- **Set problem**
State only how many lines below include the string "Souvenir".

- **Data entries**
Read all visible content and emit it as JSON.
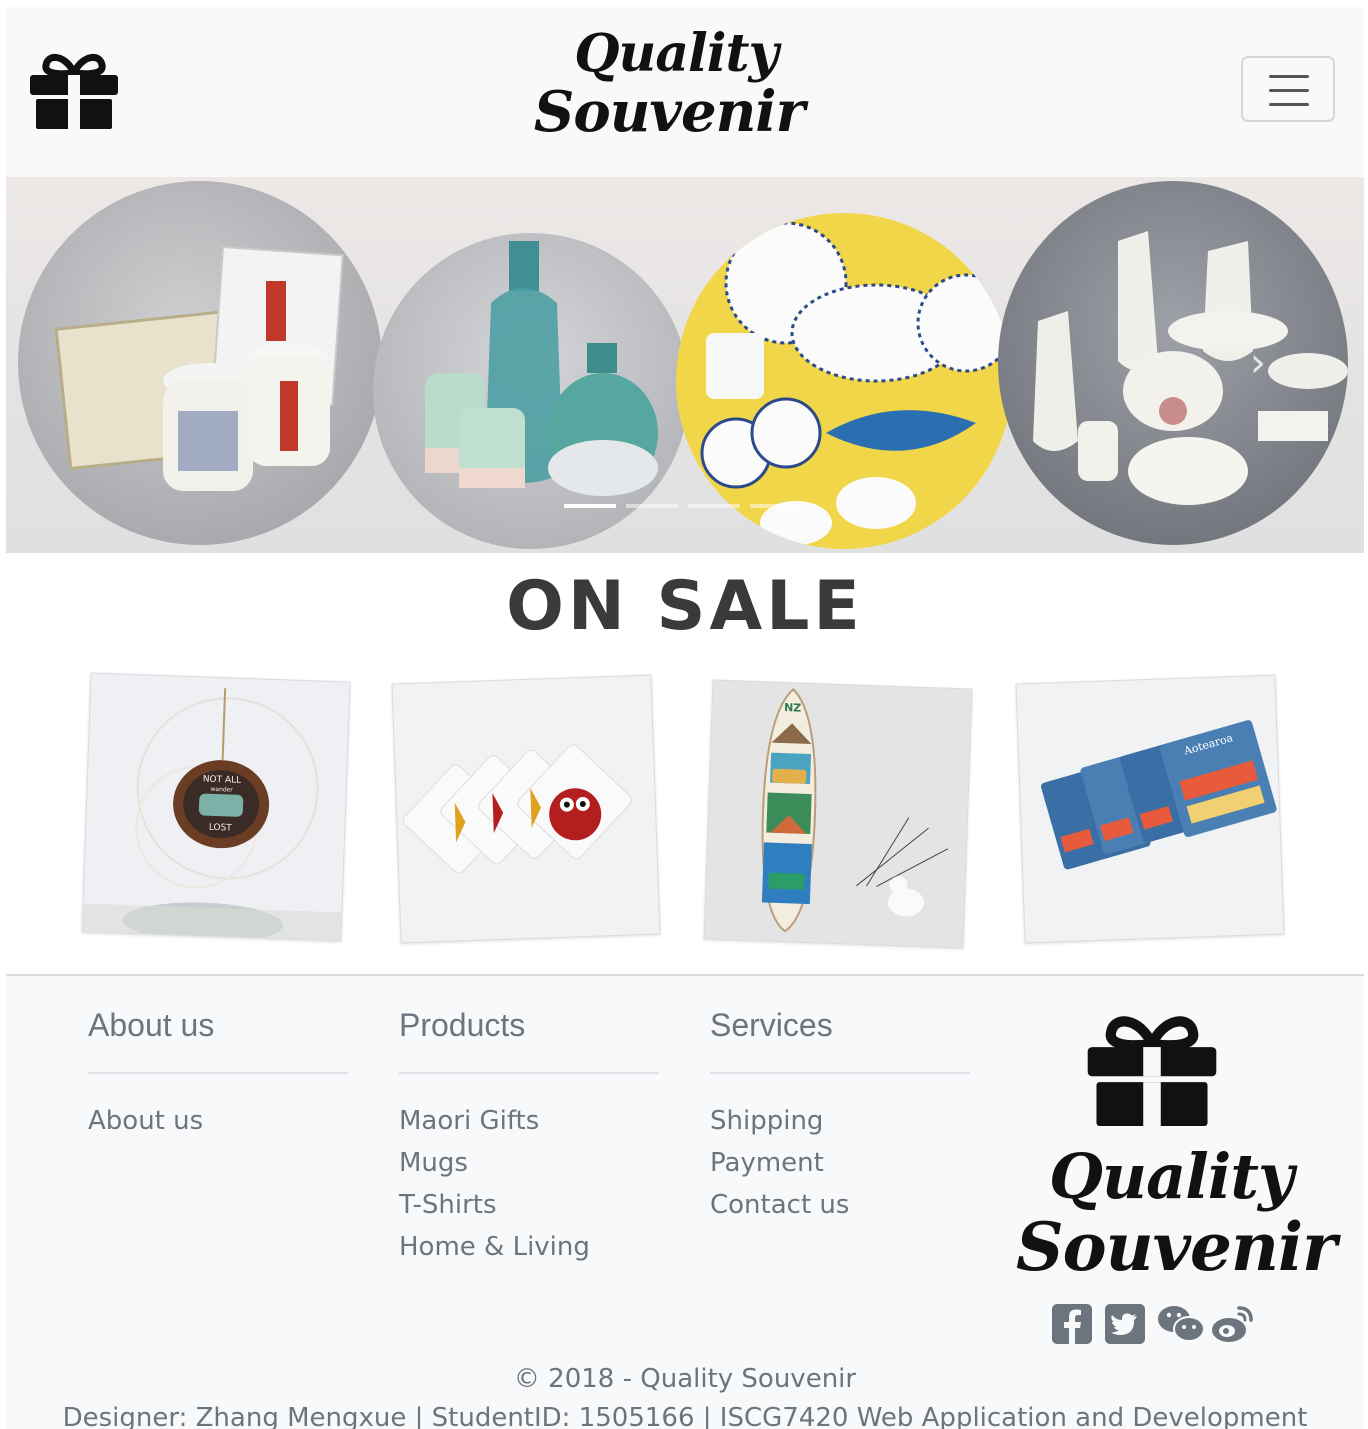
{
  "brand": {
    "line1": "Quality",
    "line2": "Souvenir"
  },
  "navbar": {
    "toggler_icon": "hamburger-icon",
    "gift_icon": "gift-icon"
  },
  "carousel": {
    "slides": [
      "slide-1",
      "slide-2",
      "slide-3",
      "slide-4"
    ],
    "active_index": 0,
    "next_icon": "chevron-right-icon",
    "next_glyph": "›"
  },
  "sale": {
    "title": "ON SALE",
    "items": [
      {
        "name": "sale-item-ornament",
        "text_top": "NOT ALL",
        "text_mid": "wander",
        "text_bottom": "LOST"
      },
      {
        "name": "sale-item-coasters-maori"
      },
      {
        "name": "sale-item-surfboard",
        "text_top": "NZ"
      },
      {
        "name": "sale-item-coasters-aotearoa",
        "text_top": "Aotearoa"
      }
    ]
  },
  "footer": {
    "about": {
      "heading": "About us",
      "links": [
        "About us"
      ]
    },
    "products": {
      "heading": "Products",
      "links": [
        "Maori Gifts",
        "Mugs",
        "T-Shirts",
        "Home & Living"
      ]
    },
    "services": {
      "heading": "Services",
      "links": [
        "Shipping",
        "Payment",
        "Contact us"
      ]
    },
    "brand": {
      "line1": "Quality",
      "line2": "Souvenir"
    },
    "social": [
      "facebook-icon",
      "twitter-icon",
      "wechat-icon",
      "weibo-icon"
    ],
    "copyright": "© 2018 - Quality Souvenir",
    "designer": "Designer: Zhang Mengxue | StudentID: 1505166 | ISCG7420 Web Application and Development"
  },
  "colors": {
    "text_muted": "#6c757d",
    "navbar_bg": "#f8f9fa",
    "dark": "#111111"
  }
}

- **Reply**
3